--- Entries supplied ---
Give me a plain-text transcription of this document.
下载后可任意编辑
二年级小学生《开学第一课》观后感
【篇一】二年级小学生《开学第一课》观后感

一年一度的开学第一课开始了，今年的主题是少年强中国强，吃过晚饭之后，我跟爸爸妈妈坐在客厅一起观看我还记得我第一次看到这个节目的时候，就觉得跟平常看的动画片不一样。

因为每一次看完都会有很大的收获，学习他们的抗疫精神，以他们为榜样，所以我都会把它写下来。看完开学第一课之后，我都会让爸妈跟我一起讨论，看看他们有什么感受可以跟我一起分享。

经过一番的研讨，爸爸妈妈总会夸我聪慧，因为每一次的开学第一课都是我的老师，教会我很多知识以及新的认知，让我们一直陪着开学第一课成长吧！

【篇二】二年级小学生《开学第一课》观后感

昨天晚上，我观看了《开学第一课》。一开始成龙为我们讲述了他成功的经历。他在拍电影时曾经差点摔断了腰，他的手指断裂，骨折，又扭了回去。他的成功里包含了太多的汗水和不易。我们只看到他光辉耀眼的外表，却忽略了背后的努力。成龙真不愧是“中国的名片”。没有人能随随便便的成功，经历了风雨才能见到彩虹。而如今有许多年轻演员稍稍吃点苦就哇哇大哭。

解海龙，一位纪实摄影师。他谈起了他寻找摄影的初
---
**Written request:**
Print out the whole listing exactly as it appears.

**Result:**
Give me a plain-text transcription of this document.
下载后可任意编辑
二年级小学生《开学第一课》观后感
【篇一】二年级小学生《开学第一课》观后感

一年一度的开学第一课开始了，今年的主题是少年强中国强，吃过晚饭之后，我跟爸爸妈妈坐在客厅一起观看我还记得我第一次看到这个节目的时候，就觉得跟平常看的动画片不一样。

因为每一次看完都会有很大的收获，学习他们的抗疫精神，以他们为榜样，所以我都会把它写下来。看完开学第一课之后，我都会让爸妈跟我一起讨论，看看他们有什么感受可以跟我一起分享。

经过一番的研讨，爸爸妈妈总会夸我聪慧，因为每一次的开学第一课都是我的老师，教会我很多知识以及新的认知，让我们一直陪着开学第一课成长吧！

【篇二】二年级小学生《开学第一课》观后感

昨天晚上，我观看了《开学第一课》。一开始成龙为我们讲述了他成功的经历。他在拍电影时曾经差点摔断了腰，他的手指断裂，骨折，又扭了回去。他的成功里包含了太多的汗水和不易。我们只看到他光辉耀眼的外表，却忽略了背后的努力。成龙真不愧是“中国的名片”。没有人能随随便便的成功，经历了风雨才能见到彩虹。而如今有许多年轻演员稍稍吃点苦就哇哇大哭。

解海龙，一位纪实摄影师。他谈起了他寻找摄影的初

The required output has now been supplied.